═════ Material supplied

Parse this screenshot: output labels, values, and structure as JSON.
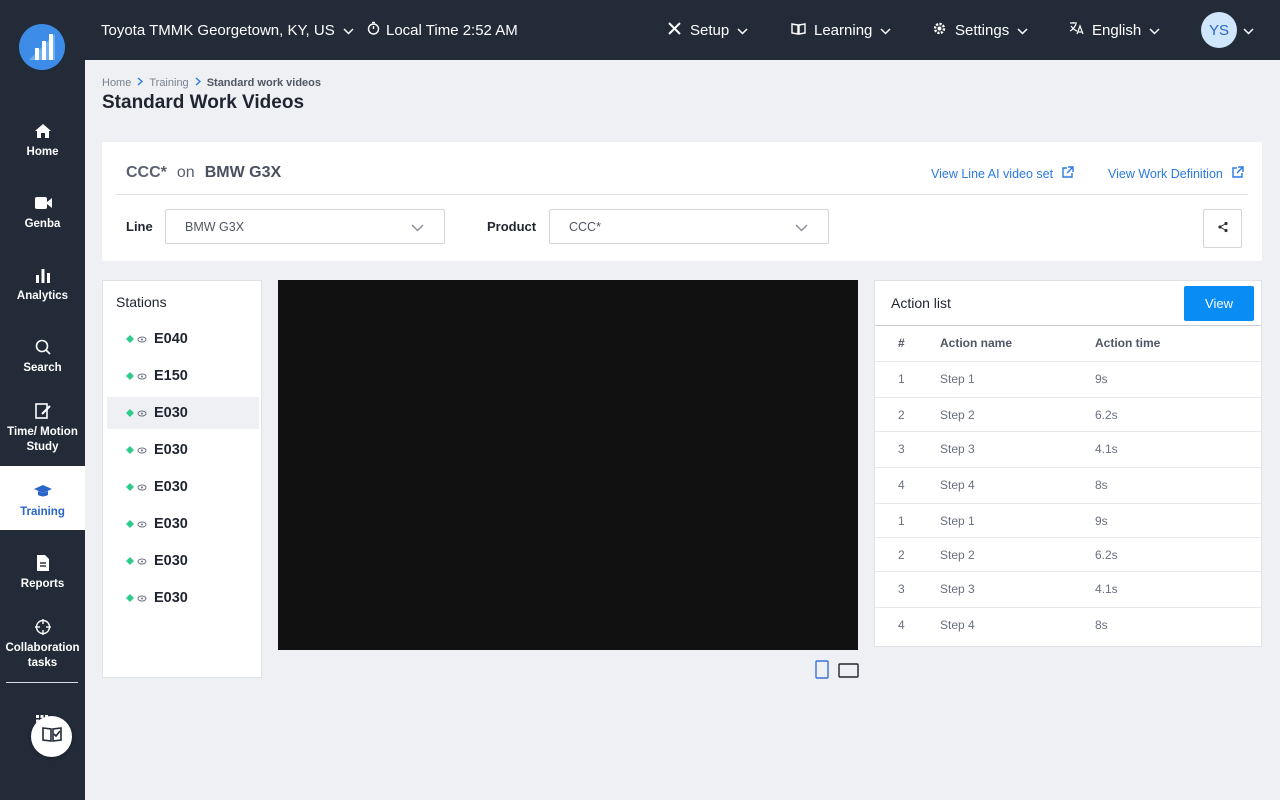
{
  "topbar": {
    "location": "Toyota TMMK Georgetown, KY, US",
    "local_time": "Local Time 2:52 AM",
    "setup": "Setup",
    "learning": "Learning",
    "settings": "Settings",
    "language": "English",
    "avatar_initials": "YS"
  },
  "sidebar": {
    "items": [
      {
        "label": "Home"
      },
      {
        "label": "Genba"
      },
      {
        "label": "Analytics"
      },
      {
        "label": "Search"
      },
      {
        "label": "Time/ Motion Study"
      },
      {
        "label": "Training"
      },
      {
        "label": "Reports"
      },
      {
        "label": "Collaboration tasks"
      }
    ],
    "active": "Training"
  },
  "breadcrumb": {
    "home": "Home",
    "training": "Training",
    "current": "Standard work videos"
  },
  "page_title": "Standard Work Videos",
  "filter": {
    "product_head": "CCC*",
    "on_text": "on",
    "line_head": "BMW G3X",
    "link_line_ai": "View Line AI video set",
    "link_work_def": "View Work Definition",
    "line_label": "Line",
    "line_value": "BMW G3X",
    "product_label": "Product",
    "product_value": "CCC*"
  },
  "stations": {
    "title": "Stations",
    "items": [
      "E040",
      "E150",
      "E030",
      "E030",
      "E030",
      "E030",
      "E030",
      "E030"
    ],
    "selected_index": 2
  },
  "action_list": {
    "title": "Action list",
    "view_button": "View",
    "headers": {
      "num": "#",
      "name": "Action name",
      "time": "Action time"
    },
    "rows": [
      {
        "num": "1",
        "name": "Step 1",
        "time": "9s"
      },
      {
        "num": "2",
        "name": "Step 2",
        "time": "6.2s"
      },
      {
        "num": "3",
        "name": "Step 3",
        "time": "4.1s"
      },
      {
        "num": "4",
        "name": "Step 4",
        "time": "8s"
      },
      {
        "num": "1",
        "name": "Step 1",
        "time": "9s"
      },
      {
        "num": "2",
        "name": "Step 2",
        "time": "6.2s"
      },
      {
        "num": "3",
        "name": "Step 3",
        "time": "4.1s"
      },
      {
        "num": "4",
        "name": "Step 4",
        "time": "8s"
      }
    ]
  },
  "colors": {
    "sidebar_bg": "#232a38",
    "accent": "#2a7ae2",
    "primary_button": "#0a8cf5",
    "station_diamond": "#2ecc8a",
    "video_bg": "#111111"
  }
}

══════════

--- What you will do ---
Repeat all of the data above word for word, minus the pictures.

--- Written response ---
Parse this screenshot: output labels, values, and structure as JSON.
{
  "topbar": {
    "location": "Toyota TMMK Georgetown, KY, US",
    "local_time": "Local Time 2:52 AM",
    "setup": "Setup",
    "learning": "Learning",
    "settings": "Settings",
    "language": "English",
    "avatar_initials": "YS"
  },
  "sidebar": {
    "items": [
      {
        "label": "Home"
      },
      {
        "label": "Genba"
      },
      {
        "label": "Analytics"
      },
      {
        "label": "Search"
      },
      {
        "label": "Time/ Motion Study"
      },
      {
        "label": "Training"
      },
      {
        "label": "Reports"
      },
      {
        "label": "Collaboration tasks"
      }
    ],
    "active": "Training"
  },
  "breadcrumb": {
    "home": "Home",
    "training": "Training",
    "current": "Standard work videos"
  },
  "page_title": "Standard Work Videos",
  "filter": {
    "product_head": "CCC*",
    "on_text": "on",
    "line_head": "BMW G3X",
    "link_line_ai": "View Line AI video set",
    "link_work_def": "View Work Definition",
    "line_label": "Line",
    "line_value": "BMW G3X",
    "product_label": "Product",
    "product_value": "CCC*"
  },
  "stations": {
    "title": "Stations",
    "items": [
      "E040",
      "E150",
      "E030",
      "E030",
      "E030",
      "E030",
      "E030",
      "E030"
    ],
    "selected_index": 2
  },
  "action_list": {
    "title": "Action list",
    "view_button": "View",
    "headers": {
      "num": "#",
      "name": "Action name",
      "time": "Action time"
    },
    "rows": [
      {
        "num": "1",
        "name": "Step 1",
        "time": "9s"
      },
      {
        "num": "2",
        "name": "Step 2",
        "time": "6.2s"
      },
      {
        "num": "3",
        "name": "Step 3",
        "time": "4.1s"
      },
      {
        "num": "4",
        "name": "Step 4",
        "time": "8s"
      },
      {
        "num": "1",
        "name": "Step 1",
        "time": "9s"
      },
      {
        "num": "2",
        "name": "Step 2",
        "time": "6.2s"
      },
      {
        "num": "3",
        "name": "Step 3",
        "time": "4.1s"
      },
      {
        "num": "4",
        "name": "Step 4",
        "time": "8s"
      }
    ]
  },
  "colors": {
    "sidebar_bg": "#232a38",
    "accent": "#2a7ae2",
    "primary_button": "#0a8cf5",
    "station_diamond": "#2ecc8a",
    "video_bg": "#111111"
  }
}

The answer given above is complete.